What is being asked -
Your response should consist of every line below, reproduced without alteration.

Supplied records -
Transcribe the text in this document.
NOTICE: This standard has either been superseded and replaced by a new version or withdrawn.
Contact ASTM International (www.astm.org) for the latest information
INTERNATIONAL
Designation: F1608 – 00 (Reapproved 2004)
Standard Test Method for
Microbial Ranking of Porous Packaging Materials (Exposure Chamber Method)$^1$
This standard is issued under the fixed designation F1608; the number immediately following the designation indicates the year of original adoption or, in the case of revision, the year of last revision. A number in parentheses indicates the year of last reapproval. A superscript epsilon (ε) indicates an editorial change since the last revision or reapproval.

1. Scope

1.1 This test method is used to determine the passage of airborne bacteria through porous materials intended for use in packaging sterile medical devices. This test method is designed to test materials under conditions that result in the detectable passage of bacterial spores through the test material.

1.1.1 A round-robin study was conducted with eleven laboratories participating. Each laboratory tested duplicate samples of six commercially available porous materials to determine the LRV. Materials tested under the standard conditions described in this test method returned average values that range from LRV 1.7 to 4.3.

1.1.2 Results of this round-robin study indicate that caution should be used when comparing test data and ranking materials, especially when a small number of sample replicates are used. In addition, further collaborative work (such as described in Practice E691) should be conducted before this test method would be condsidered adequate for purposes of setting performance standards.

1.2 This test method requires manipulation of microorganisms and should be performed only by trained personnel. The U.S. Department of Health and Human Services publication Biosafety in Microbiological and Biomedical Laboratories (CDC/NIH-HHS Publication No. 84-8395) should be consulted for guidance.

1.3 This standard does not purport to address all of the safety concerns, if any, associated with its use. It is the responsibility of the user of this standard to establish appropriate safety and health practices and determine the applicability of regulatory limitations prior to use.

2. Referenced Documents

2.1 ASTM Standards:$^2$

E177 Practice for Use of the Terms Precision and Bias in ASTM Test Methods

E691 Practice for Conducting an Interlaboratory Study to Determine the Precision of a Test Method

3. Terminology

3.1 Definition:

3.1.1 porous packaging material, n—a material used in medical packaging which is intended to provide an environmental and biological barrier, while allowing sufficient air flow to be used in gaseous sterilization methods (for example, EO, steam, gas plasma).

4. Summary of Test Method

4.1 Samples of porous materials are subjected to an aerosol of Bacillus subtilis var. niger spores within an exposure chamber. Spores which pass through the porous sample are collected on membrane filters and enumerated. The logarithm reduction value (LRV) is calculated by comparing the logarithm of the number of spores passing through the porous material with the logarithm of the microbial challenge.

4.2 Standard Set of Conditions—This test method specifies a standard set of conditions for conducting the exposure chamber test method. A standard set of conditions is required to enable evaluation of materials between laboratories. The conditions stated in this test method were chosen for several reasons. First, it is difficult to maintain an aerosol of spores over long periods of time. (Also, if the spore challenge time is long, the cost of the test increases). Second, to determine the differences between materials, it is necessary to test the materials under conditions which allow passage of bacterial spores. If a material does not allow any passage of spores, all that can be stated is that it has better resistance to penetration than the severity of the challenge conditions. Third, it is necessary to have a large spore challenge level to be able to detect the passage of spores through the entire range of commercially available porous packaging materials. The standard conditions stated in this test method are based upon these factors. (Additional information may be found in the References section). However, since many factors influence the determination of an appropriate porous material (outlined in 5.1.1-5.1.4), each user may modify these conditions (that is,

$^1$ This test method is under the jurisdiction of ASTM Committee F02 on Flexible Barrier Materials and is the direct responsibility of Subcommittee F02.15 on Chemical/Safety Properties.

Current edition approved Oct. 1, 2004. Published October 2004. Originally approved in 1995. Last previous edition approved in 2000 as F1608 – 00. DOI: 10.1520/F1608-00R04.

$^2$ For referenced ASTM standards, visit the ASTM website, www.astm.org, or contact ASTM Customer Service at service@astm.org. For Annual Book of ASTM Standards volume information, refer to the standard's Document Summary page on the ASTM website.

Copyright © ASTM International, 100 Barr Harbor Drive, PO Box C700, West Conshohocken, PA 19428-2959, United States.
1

Result below -
Transcribe the text in this document.
NOTICE: This standard has either been superseded and replaced by a new version or withdrawn.
Contact ASTM International (www.astm.org) for the latest information
INTERNATIONAL
Designation: F1608 – 00 (Reapproved 2004)
Standard Test Method for
Microbial Ranking of Porous Packaging Materials (Exposure Chamber Method)$^1$
This standard is issued under the fixed designation F1608; the number immediately following the designation indicates the year of original adoption or, in the case of revision, the year of last revision. A number in parentheses indicates the year of last reapproval. A superscript epsilon (ε) indicates an editorial change since the last revision or reapproval.

1. Scope

1.1 This test method is used to determine the passage of airborne bacteria through porous materials intended for use in packaging sterile medical devices. This test method is designed to test materials under conditions that result in the detectable passage of bacterial spores through the test material.

1.1.1 A round-robin study was conducted with eleven laboratories participating. Each laboratory tested duplicate samples of six commercially available porous materials to determine the LRV. Materials tested under the standard conditions described in this test method returned average values that range from LRV 1.7 to 4.3.

1.1.2 Results of this round-robin study indicate that caution should be used when comparing test data and ranking materials, especially when a small number of sample replicates are used. In addition, further collaborative work (such as described in Practice E691) should be conducted before this test method would be condsidered adequate for purposes of setting performance standards.

1.2 This test method requires manipulation of microorganisms and should be performed only by trained personnel. The U.S. Department of Health and Human Services publication Biosafety in Microbiological and Biomedical Laboratories (CDC/NIH-HHS Publication No. 84-8395) should be consulted for guidance.

1.3 This standard does not purport to address all of the safety concerns, if any, associated with its use. It is the responsibility of the user of this standard to establish appropriate safety and health practices and determine the applicability of regulatory limitations prior to use.

2. Referenced Documents

2.1 ASTM Standards:$^2$

E177 Practice for Use of the Terms Precision and Bias in ASTM Test Methods

E691 Practice for Conducting an Interlaboratory Study to Determine the Precision of a Test Method

3. Terminology

3.1 Definition:

3.1.1 porous packaging material, n—a material used in medical packaging which is intended to provide an environmental and biological barrier, while allowing sufficient air flow to be used in gaseous sterilization methods (for example, EO, steam, gas plasma).

4. Summary of Test Method

4.1 Samples of porous materials are subjected to an aerosol of Bacillus subtilis var. niger spores within an exposure chamber. Spores which pass through the porous sample are collected on membrane filters and enumerated. The logarithm reduction value (LRV) is calculated by comparing the logarithm of the number of spores passing through the porous material with the logarithm of the microbial challenge.

4.2 Standard Set of Conditions—This test method specifies a standard set of conditions for conducting the exposure chamber test method. A standard set of conditions is required to enable evaluation of materials between laboratories. The conditions stated in this test method were chosen for several reasons. First, it is difficult to maintain an aerosol of spores over long periods of time. (Also, if the spore challenge time is long, the cost of the test increases). Second, to determine the differences between materials, it is necessary to test the materials under conditions which allow passage of bacterial spores. If a material does not allow any passage of spores, all that can be stated is that it has better resistance to penetration than the severity of the challenge conditions. Third, it is necessary to have a large spore challenge level to be able to detect the passage of spores through the entire range of commercially available porous packaging materials. The standard conditions stated in this test method are based upon these factors. (Additional information may be found in the References section). However, since many factors influence the determination of an appropriate porous material (outlined in 5.1.1-5.1.4), each user may modify these conditions (that is,

$^1$ This test method is under the jurisdiction of ASTM Committee F02 on Flexible Barrier Materials and is the direct responsibility of Subcommittee F02.15 on Chemical/Safety Properties.

Current edition approved Oct. 1, 2004. Published October 2004. Originally approved in 1995. Last previous edition approved in 2000 as F1608 – 00. DOI: 10.1520/F1608-00R04.

$^2$ For referenced ASTM standards, visit the ASTM website, www.astm.org, or contact ASTM Customer Service at service@astm.org. For Annual Book of ASTM Standards volume information, refer to the standard's Document Summary page on the ASTM website.

Copyright © ASTM International, 100 Barr Harbor Drive, PO Box C700, West Conshohocken, PA 19428-2959, United States.
1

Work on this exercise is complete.